Stored data:
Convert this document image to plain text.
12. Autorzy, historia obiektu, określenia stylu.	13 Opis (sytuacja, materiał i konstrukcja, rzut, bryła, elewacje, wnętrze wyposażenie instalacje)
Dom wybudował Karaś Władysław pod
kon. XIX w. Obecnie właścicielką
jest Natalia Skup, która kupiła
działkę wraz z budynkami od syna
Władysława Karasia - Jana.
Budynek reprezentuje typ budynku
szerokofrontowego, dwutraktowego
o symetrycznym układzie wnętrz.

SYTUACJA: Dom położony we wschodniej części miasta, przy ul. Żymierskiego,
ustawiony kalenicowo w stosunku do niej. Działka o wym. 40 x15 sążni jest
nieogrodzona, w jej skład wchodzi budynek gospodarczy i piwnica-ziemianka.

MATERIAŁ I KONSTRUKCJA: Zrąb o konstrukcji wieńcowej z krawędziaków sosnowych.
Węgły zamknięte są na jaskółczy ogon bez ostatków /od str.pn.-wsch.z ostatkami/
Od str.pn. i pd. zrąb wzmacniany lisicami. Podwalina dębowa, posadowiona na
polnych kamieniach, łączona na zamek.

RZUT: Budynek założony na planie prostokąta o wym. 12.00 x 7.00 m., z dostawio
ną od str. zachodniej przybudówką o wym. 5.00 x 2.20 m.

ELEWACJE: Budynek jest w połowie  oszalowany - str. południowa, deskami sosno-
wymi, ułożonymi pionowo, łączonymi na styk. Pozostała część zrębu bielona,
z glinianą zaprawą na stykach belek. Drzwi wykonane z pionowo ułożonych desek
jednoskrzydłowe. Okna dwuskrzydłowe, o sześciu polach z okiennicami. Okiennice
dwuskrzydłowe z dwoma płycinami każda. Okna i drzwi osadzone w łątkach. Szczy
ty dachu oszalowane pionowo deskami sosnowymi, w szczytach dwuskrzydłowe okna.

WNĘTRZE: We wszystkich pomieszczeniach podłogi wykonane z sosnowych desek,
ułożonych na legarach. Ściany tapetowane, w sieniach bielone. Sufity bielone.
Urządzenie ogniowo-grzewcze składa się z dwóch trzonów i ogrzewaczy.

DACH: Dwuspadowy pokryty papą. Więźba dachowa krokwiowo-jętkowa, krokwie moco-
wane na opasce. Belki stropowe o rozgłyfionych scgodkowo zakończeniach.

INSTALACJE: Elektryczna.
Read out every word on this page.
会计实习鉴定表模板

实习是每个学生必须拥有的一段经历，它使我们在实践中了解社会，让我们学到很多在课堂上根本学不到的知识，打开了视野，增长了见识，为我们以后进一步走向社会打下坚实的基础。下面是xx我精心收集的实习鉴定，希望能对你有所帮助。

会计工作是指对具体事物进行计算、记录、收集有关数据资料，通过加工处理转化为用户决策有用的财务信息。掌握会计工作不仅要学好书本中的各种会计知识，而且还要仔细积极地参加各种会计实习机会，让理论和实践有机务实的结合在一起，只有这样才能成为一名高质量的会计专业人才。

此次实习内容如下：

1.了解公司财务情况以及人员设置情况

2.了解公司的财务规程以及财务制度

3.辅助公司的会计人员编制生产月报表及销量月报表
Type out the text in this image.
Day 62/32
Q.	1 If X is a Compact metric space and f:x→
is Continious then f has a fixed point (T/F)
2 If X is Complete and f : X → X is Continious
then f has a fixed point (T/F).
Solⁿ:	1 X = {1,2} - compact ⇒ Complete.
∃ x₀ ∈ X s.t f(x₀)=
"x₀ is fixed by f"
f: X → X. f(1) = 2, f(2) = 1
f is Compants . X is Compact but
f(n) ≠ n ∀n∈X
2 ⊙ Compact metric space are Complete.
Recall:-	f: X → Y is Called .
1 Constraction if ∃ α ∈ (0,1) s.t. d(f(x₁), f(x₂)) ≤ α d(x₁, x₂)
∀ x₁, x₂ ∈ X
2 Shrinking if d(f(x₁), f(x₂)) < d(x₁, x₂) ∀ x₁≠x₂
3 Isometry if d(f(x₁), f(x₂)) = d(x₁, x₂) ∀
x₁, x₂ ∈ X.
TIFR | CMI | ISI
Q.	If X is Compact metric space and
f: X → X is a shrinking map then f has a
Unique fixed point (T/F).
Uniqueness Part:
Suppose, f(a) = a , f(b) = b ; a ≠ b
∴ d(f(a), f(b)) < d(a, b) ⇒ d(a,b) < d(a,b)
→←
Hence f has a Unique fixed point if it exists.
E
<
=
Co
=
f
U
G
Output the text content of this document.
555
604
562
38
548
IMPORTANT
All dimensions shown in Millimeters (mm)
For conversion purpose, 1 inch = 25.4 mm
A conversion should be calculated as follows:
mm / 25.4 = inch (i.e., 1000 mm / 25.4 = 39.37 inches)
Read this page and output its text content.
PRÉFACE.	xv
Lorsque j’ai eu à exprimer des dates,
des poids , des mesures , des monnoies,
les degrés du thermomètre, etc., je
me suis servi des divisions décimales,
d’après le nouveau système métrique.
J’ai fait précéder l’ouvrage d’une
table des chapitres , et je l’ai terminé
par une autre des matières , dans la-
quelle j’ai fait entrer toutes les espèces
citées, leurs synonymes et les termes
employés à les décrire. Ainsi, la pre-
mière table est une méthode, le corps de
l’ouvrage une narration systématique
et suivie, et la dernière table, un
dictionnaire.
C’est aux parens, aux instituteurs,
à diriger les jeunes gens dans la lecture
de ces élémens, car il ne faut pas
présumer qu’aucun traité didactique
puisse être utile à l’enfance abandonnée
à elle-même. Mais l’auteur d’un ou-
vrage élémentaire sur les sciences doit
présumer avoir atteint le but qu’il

▶ [What is being asked]: In the listing above, locate each line with "desek" and copy it.

▶ [Result of the exercise]:
z glinianą zaprawą na stykach belek. Drzwi wykonane z pionowo ułożonych desek
WNĘTRZE: We wszystkich pomieszczeniach podłogi wykonane z sosnowych desek,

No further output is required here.